The navigator subclass, such as the NavigatorNavmesh, is indeed tied to the navigation mesh. It's an implementation of my interface where it is tied closely to how the navigation mesh stores data. The Navigator is my path finder and my path smoother. This object serves several purposes for me. It represents the state of navigation for a particular entity. The navigators could be updated from multiple threads, modifying their internal search state and referencing the navigation mesh in a read only manner, they could be updated serially in a time spliced sort of manner(allowing many paths to be in progress simultaneously), and it shields the rest of the code from the choice of navigation system I'm using, allowing me to change it easier at a later point. Also, since it maintains its own internal state which may involve functionality closely related to the navigation system, it can handle the dynamic aspects of path following was well, such as string pulling, often implemented in a way that requires regular maintenance of the path which can be encapsulated in the navigator.

You don't have to do it this way. You can just create a function on your map class or something if you want to start simple that solves a path and gives you back an immediate result in the form of filling in a result object or a list of path nodes, etc.

•••

> [EXERCISE TASKS]:
(A) Explain why, according to the passage on navigators, the navigator can handle dynamic aspects of path following such as string pulling.
(B) Reproduce the stretch of the passage on navigators from "You don't have" through "path nodes, etc.".

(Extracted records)
•••

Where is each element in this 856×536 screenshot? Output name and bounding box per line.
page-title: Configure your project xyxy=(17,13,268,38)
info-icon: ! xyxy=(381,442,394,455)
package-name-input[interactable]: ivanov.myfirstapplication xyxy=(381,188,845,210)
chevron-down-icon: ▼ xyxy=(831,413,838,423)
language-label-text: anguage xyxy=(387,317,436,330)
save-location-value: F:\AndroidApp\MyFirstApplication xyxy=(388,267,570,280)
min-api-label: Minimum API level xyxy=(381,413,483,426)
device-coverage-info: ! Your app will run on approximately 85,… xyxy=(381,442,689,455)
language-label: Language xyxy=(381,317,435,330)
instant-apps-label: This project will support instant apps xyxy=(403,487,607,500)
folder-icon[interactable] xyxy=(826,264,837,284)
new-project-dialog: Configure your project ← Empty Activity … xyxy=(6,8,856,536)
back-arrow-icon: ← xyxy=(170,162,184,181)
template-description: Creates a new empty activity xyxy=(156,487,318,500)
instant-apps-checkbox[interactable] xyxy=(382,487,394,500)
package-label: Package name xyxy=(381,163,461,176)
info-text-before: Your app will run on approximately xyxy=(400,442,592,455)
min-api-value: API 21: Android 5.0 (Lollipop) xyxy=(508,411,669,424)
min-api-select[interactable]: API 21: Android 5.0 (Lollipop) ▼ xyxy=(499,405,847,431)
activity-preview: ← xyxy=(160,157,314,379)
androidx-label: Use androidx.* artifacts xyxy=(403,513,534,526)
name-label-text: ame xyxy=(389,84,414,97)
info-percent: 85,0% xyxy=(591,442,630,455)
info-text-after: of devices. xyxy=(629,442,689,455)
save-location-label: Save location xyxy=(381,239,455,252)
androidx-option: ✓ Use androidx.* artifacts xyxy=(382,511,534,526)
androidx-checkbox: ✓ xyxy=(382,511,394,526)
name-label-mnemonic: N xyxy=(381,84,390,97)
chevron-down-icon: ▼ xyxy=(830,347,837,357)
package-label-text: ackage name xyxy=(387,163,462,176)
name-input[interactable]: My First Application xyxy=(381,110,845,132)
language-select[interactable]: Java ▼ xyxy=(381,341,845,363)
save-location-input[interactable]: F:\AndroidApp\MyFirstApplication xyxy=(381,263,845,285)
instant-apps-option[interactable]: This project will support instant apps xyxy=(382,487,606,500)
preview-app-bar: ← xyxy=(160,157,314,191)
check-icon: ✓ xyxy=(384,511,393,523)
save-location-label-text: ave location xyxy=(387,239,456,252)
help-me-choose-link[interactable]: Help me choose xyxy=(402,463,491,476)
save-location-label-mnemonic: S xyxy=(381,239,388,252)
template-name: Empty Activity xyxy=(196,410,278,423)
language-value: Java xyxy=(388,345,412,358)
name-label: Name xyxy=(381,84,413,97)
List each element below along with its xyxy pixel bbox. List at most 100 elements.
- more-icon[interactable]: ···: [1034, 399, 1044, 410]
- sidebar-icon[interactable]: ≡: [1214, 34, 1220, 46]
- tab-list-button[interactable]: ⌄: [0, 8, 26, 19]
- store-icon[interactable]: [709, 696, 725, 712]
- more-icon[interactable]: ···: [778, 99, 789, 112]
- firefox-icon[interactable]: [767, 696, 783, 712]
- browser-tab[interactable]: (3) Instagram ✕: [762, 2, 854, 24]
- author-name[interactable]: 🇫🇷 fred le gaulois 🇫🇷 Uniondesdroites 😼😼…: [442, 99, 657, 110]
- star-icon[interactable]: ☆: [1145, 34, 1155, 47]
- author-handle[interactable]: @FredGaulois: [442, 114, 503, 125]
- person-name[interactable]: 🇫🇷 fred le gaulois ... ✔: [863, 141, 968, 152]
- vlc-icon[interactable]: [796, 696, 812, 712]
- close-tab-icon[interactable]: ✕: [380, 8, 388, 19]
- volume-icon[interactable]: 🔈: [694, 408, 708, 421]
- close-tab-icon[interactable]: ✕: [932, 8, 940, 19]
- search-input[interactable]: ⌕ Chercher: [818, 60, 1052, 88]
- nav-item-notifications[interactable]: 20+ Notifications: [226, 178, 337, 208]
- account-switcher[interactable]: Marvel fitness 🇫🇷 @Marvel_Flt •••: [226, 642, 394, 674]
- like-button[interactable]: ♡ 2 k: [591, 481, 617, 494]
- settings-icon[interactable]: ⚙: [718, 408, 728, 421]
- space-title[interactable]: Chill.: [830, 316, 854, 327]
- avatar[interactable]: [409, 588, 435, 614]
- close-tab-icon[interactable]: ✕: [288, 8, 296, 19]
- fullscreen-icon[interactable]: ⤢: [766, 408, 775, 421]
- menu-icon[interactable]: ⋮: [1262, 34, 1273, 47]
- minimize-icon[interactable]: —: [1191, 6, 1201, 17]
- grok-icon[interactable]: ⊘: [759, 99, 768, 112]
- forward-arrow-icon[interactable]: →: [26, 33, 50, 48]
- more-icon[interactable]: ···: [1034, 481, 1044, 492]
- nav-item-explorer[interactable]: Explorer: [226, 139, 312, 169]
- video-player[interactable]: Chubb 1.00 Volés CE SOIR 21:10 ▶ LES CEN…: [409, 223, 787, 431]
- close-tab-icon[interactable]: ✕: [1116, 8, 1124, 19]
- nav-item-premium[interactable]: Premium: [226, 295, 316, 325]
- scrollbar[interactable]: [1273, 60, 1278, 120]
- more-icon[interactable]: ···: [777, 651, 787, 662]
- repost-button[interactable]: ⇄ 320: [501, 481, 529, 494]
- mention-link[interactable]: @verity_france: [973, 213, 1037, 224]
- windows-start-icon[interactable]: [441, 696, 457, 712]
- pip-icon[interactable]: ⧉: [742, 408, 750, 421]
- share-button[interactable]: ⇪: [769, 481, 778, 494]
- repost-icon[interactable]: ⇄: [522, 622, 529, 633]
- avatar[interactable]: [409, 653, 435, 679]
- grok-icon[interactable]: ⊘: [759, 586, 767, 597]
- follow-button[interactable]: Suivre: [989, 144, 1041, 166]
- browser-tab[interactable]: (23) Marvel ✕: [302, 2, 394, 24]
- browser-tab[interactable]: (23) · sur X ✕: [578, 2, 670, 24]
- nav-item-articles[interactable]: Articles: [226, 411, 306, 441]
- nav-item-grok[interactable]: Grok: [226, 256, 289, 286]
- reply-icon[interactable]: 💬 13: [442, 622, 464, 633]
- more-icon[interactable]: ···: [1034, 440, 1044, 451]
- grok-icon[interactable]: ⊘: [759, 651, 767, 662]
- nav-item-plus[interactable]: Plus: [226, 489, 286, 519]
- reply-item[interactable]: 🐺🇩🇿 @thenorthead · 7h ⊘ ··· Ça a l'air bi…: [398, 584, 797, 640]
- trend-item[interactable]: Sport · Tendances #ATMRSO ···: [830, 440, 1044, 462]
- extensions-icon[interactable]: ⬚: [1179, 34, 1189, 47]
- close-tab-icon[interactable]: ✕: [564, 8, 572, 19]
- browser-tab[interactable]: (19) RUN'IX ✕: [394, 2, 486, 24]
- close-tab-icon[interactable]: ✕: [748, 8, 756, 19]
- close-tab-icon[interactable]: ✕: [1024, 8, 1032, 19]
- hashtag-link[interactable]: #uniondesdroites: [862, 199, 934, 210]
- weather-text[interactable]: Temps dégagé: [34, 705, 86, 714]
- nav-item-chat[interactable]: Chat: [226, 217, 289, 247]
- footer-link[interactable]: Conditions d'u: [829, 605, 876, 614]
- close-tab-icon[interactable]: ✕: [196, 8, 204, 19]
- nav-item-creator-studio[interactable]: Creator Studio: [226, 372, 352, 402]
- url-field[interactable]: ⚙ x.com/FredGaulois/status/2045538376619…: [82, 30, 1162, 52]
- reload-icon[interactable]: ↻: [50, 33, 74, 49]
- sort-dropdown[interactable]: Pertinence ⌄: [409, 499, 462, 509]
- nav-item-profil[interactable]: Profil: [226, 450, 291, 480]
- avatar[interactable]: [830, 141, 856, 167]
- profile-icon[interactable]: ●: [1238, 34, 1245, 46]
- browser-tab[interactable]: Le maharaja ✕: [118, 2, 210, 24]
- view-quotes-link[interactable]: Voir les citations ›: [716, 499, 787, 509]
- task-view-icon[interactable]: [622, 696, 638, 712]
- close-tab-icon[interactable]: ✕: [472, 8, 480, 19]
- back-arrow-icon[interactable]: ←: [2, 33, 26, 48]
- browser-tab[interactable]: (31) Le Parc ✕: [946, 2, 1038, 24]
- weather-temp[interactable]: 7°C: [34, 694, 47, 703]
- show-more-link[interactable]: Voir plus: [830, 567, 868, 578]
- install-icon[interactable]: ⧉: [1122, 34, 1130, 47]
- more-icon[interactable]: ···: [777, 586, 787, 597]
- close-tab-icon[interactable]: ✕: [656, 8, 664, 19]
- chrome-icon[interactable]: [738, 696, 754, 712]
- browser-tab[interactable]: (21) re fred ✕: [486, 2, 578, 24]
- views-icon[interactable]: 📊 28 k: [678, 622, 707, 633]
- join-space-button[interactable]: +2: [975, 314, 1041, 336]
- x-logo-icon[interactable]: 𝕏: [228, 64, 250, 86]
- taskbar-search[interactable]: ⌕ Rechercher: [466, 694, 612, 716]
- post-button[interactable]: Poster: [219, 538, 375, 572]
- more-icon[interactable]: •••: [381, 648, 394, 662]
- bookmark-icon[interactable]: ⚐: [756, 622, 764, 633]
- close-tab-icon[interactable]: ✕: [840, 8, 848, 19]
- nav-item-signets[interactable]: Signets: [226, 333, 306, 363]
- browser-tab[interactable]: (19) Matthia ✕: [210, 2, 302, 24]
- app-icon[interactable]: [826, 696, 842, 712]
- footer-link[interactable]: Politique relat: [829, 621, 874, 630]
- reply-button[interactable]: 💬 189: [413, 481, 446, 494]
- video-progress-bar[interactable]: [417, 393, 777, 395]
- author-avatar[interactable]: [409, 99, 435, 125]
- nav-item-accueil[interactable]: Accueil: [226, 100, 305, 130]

•••

> [RESULTS OF THE EXERCISE]:
(A) The navigator maintains its own internal state, which may involve functionality closely related to the navigation system. String pulling is often implemented in a way that requires regular maintenance of the path, and that maintenance can be encapsulated in the navigator.

(B)
You don't have to do it this way. You can just create a function on your map class or something if you want to start simple that solves a path and gives you back an immediate result in the form of filling in a result object or a list of path nodes, etc.